:: Given exercise ::
Repeat the material verbatim and drop the pictures.

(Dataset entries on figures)
* start *
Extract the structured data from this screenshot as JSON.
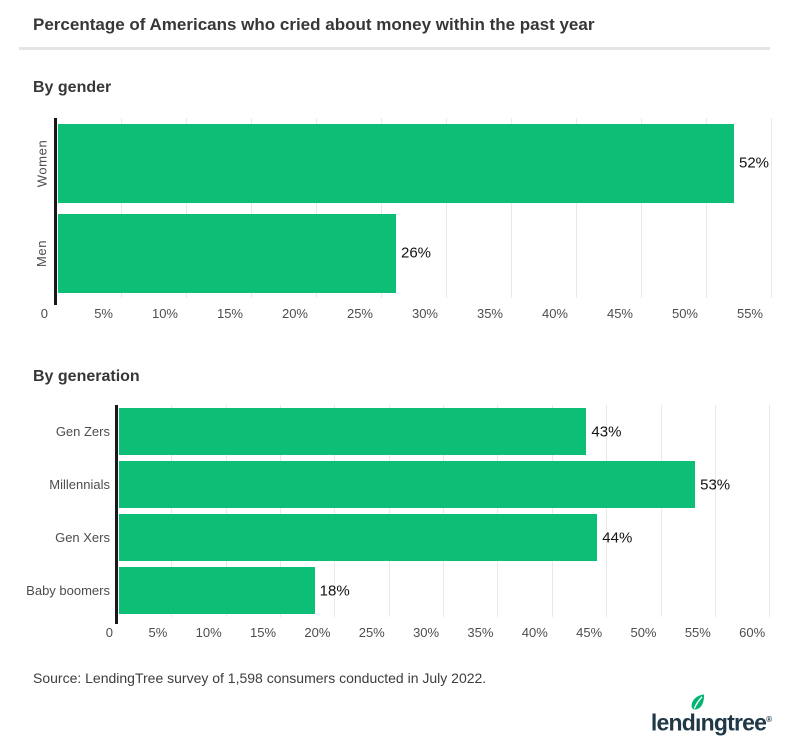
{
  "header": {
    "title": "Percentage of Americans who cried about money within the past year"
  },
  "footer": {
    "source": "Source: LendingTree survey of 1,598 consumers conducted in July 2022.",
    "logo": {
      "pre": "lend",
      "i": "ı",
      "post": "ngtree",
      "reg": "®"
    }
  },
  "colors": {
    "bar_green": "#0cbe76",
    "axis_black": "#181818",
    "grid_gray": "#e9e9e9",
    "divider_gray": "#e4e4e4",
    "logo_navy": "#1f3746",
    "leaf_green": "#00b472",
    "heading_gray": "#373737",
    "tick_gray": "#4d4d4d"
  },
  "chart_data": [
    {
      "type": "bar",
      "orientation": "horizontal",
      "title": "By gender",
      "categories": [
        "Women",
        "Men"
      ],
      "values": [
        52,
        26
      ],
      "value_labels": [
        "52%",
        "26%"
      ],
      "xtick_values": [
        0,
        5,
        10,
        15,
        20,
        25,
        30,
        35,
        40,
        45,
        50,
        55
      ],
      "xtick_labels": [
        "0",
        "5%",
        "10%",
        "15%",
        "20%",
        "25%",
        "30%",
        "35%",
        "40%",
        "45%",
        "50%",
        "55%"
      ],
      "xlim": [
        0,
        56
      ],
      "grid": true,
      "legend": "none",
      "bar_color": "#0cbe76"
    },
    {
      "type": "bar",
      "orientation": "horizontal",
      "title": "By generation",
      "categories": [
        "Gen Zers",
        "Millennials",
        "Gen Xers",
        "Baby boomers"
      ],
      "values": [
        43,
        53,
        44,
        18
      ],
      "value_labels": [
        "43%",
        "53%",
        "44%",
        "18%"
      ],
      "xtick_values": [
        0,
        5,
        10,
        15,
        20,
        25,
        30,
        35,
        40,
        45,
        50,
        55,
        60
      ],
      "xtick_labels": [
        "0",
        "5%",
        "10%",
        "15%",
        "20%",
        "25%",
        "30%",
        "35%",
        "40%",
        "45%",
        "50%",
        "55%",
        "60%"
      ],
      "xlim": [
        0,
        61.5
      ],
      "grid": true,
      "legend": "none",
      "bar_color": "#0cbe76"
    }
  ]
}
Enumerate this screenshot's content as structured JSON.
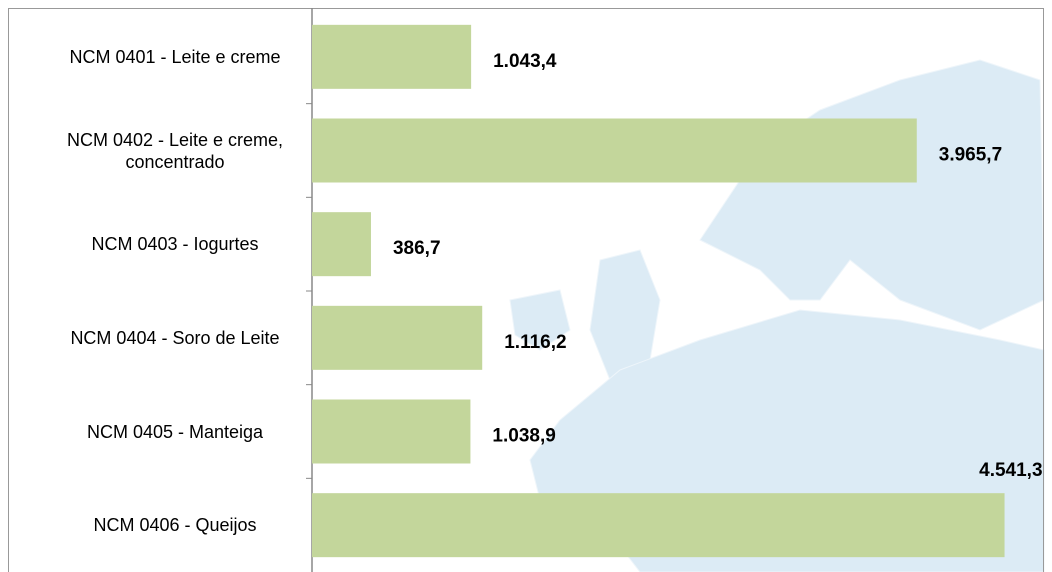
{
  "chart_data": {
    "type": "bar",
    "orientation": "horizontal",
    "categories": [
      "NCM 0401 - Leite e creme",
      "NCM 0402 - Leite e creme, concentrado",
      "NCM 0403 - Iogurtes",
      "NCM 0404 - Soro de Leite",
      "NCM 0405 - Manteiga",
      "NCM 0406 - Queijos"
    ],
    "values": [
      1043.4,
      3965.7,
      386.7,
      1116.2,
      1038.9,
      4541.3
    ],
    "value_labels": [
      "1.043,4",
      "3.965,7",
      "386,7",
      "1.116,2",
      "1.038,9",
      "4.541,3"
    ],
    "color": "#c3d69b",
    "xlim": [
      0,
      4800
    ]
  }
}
* end *
:: Response ::
Extract the structured data from this screenshot as JSON.
{
  "header": {
    "title": "Percentage of Americans who cried about money within the past year"
  },
  "footer": {
    "source": "Source: LendingTree survey of 1,598 consumers conducted in July 2022.",
    "logo": {
      "pre": "lend",
      "i": "ı",
      "post": "ngtree",
      "reg": "®"
    }
  },
  "colors": {
    "bar_green": "#0cbe76",
    "axis_black": "#181818",
    "grid_gray": "#e9e9e9",
    "divider_gray": "#e4e4e4",
    "logo_navy": "#1f3746",
    "leaf_green": "#00b472",
    "heading_gray": "#373737",
    "tick_gray": "#4d4d4d"
  },
  "chart_data": [
    {
      "type": "bar",
      "orientation": "horizontal",
      "title": "By gender",
      "categories": [
        "Women",
        "Men"
      ],
      "values": [
        52,
        26
      ],
      "value_labels": [
        "52%",
        "26%"
      ],
      "xtick_values": [
        0,
        5,
        10,
        15,
        20,
        25,
        30,
        35,
        40,
        45,
        50,
        55
      ],
      "xtick_labels": [
        "0",
        "5%",
        "10%",
        "15%",
        "20%",
        "25%",
        "30%",
        "35%",
        "40%",
        "45%",
        "50%",
        "55%"
      ],
      "xlim": [
        0,
        56
      ],
      "grid": true,
      "legend": "none",
      "bar_color": "#0cbe76"
    },
    {
      "type": "bar",
      "orientation": "horizontal",
      "title": "By generation",
      "categories": [
        "Gen Zers",
        "Millennials",
        "Gen Xers",
        "Baby boomers"
      ],
      "values": [
        43,
        53,
        44,
        18
      ],
      "value_labels": [
        "43%",
        "53%",
        "44%",
        "18%"
      ],
      "xtick_values": [
        0,
        5,
        10,
        15,
        20,
        25,
        30,
        35,
        40,
        45,
        50,
        55,
        60
      ],
      "xtick_labels": [
        "0",
        "5%",
        "10%",
        "15%",
        "20%",
        "25%",
        "30%",
        "35%",
        "40%",
        "45%",
        "50%",
        "55%",
        "60%"
      ],
      "xlim": [
        0,
        61.5
      ],
      "grid": true,
      "legend": "none",
      "bar_color": "#0cbe76"
    }
  ]
}
Enumerate this screenshot's content as structured JSON.
{
  "chart_data": {
    "type": "bar",
    "orientation": "horizontal",
    "categories": [
      "NCM 0401 - Leite e creme",
      "NCM 0402 - Leite e creme, concentrado",
      "NCM 0403 - Iogurtes",
      "NCM 0404 - Soro de Leite",
      "NCM 0405 - Manteiga",
      "NCM 0406 - Queijos"
    ],
    "values": [
      1043.4,
      3965.7,
      386.7,
      1116.2,
      1038.9,
      4541.3
    ],
    "value_labels": [
      "1.043,4",
      "3.965,7",
      "386,7",
      "1.116,2",
      "1.038,9",
      "4.541,3"
    ],
    "color": "#c3d69b",
    "xlim": [
      0,
      4800
    ]
  }
}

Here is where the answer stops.